## THE PROBLEM
Repeat exactly each line of the data provided below.

## Items from a data source
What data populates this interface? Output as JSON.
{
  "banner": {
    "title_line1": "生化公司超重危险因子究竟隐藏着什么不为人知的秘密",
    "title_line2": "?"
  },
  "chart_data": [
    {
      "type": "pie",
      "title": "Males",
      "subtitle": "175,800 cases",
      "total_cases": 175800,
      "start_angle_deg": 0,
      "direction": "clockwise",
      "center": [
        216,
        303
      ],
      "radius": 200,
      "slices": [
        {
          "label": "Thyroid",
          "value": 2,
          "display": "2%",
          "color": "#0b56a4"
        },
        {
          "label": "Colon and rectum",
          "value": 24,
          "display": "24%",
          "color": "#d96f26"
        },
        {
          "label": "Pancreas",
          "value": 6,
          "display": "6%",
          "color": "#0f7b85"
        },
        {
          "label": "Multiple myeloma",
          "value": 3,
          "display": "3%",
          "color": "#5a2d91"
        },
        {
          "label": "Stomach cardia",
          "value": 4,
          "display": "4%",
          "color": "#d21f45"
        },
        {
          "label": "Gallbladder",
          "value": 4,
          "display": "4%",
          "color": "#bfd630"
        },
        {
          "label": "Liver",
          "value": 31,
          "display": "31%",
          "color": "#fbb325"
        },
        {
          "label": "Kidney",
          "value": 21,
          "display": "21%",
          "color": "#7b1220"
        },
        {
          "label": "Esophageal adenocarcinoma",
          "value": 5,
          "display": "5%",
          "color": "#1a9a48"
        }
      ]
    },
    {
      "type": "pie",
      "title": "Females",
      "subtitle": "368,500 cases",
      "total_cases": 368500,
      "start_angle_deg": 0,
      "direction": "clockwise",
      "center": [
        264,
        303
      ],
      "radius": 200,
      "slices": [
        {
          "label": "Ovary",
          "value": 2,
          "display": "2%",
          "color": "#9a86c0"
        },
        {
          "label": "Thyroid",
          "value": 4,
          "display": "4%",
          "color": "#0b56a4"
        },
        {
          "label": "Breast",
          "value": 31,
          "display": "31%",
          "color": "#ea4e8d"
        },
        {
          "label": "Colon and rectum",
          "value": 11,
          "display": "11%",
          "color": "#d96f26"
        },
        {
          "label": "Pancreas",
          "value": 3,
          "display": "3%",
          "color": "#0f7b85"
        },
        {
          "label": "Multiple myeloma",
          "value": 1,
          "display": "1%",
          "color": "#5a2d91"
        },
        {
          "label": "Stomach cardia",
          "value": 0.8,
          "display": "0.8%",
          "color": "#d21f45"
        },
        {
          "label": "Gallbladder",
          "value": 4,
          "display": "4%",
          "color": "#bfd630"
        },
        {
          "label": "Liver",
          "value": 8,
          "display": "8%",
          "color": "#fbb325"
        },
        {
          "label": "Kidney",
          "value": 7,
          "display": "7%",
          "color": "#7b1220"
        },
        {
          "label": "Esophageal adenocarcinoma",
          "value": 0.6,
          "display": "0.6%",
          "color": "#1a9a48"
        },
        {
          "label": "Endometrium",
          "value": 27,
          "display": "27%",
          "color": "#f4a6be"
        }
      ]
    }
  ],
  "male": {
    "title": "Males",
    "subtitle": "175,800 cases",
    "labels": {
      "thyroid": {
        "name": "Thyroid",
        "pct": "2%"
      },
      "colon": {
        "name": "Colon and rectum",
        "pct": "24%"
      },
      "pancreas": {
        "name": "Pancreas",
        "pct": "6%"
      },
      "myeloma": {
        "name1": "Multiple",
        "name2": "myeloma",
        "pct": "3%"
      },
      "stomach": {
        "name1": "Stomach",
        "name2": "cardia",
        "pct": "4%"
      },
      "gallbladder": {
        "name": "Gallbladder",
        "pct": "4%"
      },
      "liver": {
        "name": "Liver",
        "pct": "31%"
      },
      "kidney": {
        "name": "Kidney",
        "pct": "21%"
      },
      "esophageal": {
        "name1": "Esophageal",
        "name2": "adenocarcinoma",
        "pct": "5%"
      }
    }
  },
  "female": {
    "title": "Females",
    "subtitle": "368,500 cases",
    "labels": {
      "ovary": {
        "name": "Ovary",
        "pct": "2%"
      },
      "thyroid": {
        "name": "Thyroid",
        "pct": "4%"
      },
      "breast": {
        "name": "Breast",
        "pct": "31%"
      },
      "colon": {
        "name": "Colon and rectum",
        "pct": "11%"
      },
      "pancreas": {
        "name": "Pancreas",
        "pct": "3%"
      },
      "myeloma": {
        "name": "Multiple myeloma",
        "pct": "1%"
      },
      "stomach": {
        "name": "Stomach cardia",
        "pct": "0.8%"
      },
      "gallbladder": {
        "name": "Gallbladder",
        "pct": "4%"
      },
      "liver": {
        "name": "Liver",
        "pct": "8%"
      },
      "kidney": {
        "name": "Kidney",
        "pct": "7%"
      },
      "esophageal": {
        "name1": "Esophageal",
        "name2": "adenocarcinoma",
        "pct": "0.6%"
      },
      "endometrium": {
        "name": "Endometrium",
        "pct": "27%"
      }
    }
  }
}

## ANSWER TO THIS PROBLEM
What data populates this interface? Output as JSON.
{
  "banner": {
    "title_line1": "生化公司超重危险因子究竟隐藏着什么不为人知的秘密",
    "title_line2": "?"
  },
  "chart_data": [
    {
      "type": "pie",
      "title": "Males",
      "subtitle": "175,800 cases",
      "total_cases": 175800,
      "start_angle_deg": 0,
      "direction": "clockwise",
      "center": [
        216,
        303
      ],
      "radius": 200,
      "slices": [
        {
          "label": "Thyroid",
          "value": 2,
          "display": "2%",
          "color": "#0b56a4"
        },
        {
          "label": "Colon and rectum",
          "value": 24,
          "display": "24%",
          "color": "#d96f26"
        },
        {
          "label": "Pancreas",
          "value": 6,
          "display": "6%",
          "color": "#0f7b85"
        },
        {
          "label": "Multiple myeloma",
          "value": 3,
          "display": "3%",
          "color": "#5a2d91"
        },
        {
          "label": "Stomach cardia",
          "value": 4,
          "display": "4%",
          "color": "#d21f45"
        },
        {
          "label": "Gallbladder",
          "value": 4,
          "display": "4%",
          "color": "#bfd630"
        },
        {
          "label": "Liver",
          "value": 31,
          "display": "31%",
          "color": "#fbb325"
        },
        {
          "label": "Kidney",
          "value": 21,
          "display": "21%",
          "color": "#7b1220"
        },
        {
          "label": "Esophageal adenocarcinoma",
          "value": 5,
          "display": "5%",
          "color": "#1a9a48"
        }
      ]
    },
    {
      "type": "pie",
      "title": "Females",
      "subtitle": "368,500 cases",
      "total_cases": 368500,
      "start_angle_deg": 0,
      "direction": "clockwise",
      "center": [
        264,
        303
      ],
      "radius": 200,
      "slices": [
        {
          "label": "Ovary",
          "value": 2,
          "display": "2%",
          "color": "#9a86c0"
        },
        {
          "label": "Thyroid",
          "value": 4,
          "display": "4%",
          "color": "#0b56a4"
        },
        {
          "label": "Breast",
          "value": 31,
          "display": "31%",
          "color": "#ea4e8d"
        },
        {
          "label": "Colon and rectum",
          "value": 11,
          "display": "11%",
          "color": "#d96f26"
        },
        {
          "label": "Pancreas",
          "value": 3,
          "display": "3%",
          "color": "#0f7b85"
        },
        {
          "label": "Multiple myeloma",
          "value": 1,
          "display": "1%",
          "color": "#5a2d91"
        },
        {
          "label": "Stomach cardia",
          "value": 0.8,
          "display": "0.8%",
          "color": "#d21f45"
        },
        {
          "label": "Gallbladder",
          "value": 4,
          "display": "4%",
          "color": "#bfd630"
        },
        {
          "label": "Liver",
          "value": 8,
          "display": "8%",
          "color": "#fbb325"
        },
        {
          "label": "Kidney",
          "value": 7,
          "display": "7%",
          "color": "#7b1220"
        },
        {
          "label": "Esophageal adenocarcinoma",
          "value": 0.6,
          "display": "0.6%",
          "color": "#1a9a48"
        },
        {
          "label": "Endometrium",
          "value": 27,
          "display": "27%",
          "color": "#f4a6be"
        }
      ]
    }
  ],
  "male": {
    "title": "Males",
    "subtitle": "175,800 cases",
    "labels": {
      "thyroid": {
        "name": "Thyroid",
        "pct": "2%"
      },
      "colon": {
        "name": "Colon and rectum",
        "pct": "24%"
      },
      "pancreas": {
        "name": "Pancreas",
        "pct": "6%"
      },
      "myeloma": {
        "name1": "Multiple",
        "name2": "myeloma",
        "pct": "3%"
      },
      "stomach": {
        "name1": "Stomach",
        "name2": "cardia",
        "pct": "4%"
      },
      "gallbladder": {
        "name": "Gallbladder",
        "pct": "4%"
      },
      "liver": {
        "name": "Liver",
        "pct": "31%"
      },
      "kidney": {
        "name": "Kidney",
        "pct": "21%"
      },
      "esophageal": {
        "name1": "Esophageal",
        "name2": "adenocarcinoma",
        "pct": "5%"
      }
    }
  },
  "female": {
    "title": "Females",
    "subtitle": "368,500 cases",
    "labels": {
      "ovary": {
        "name": "Ovary",
        "pct": "2%"
      },
      "thyroid": {
        "name": "Thyroid",
        "pct": "4%"
      },
      "breast": {
        "name": "Breast",
        "pct": "31%"
      },
      "colon": {
        "name": "Colon and rectum",
        "pct": "11%"
      },
      "pancreas": {
        "name": "Pancreas",
        "pct": "3%"
      },
      "myeloma": {
        "name": "Multiple myeloma",
        "pct": "1%"
      },
      "stomach": {
        "name": "Stomach cardia",
        "pct": "0.8%"
      },
      "gallbladder": {
        "name": "Gallbladder",
        "pct": "4%"
      },
      "liver": {
        "name": "Liver",
        "pct": "8%"
      },
      "kidney": {
        "name": "Kidney",
        "pct": "7%"
      },
      "esophageal": {
        "name1": "Esophageal",
        "name2": "adenocarcinoma",
        "pct": "0.6%"
      },
      "endometrium": {
        "name": "Endometrium",
        "pct": "27%"
      }
    }
  }
}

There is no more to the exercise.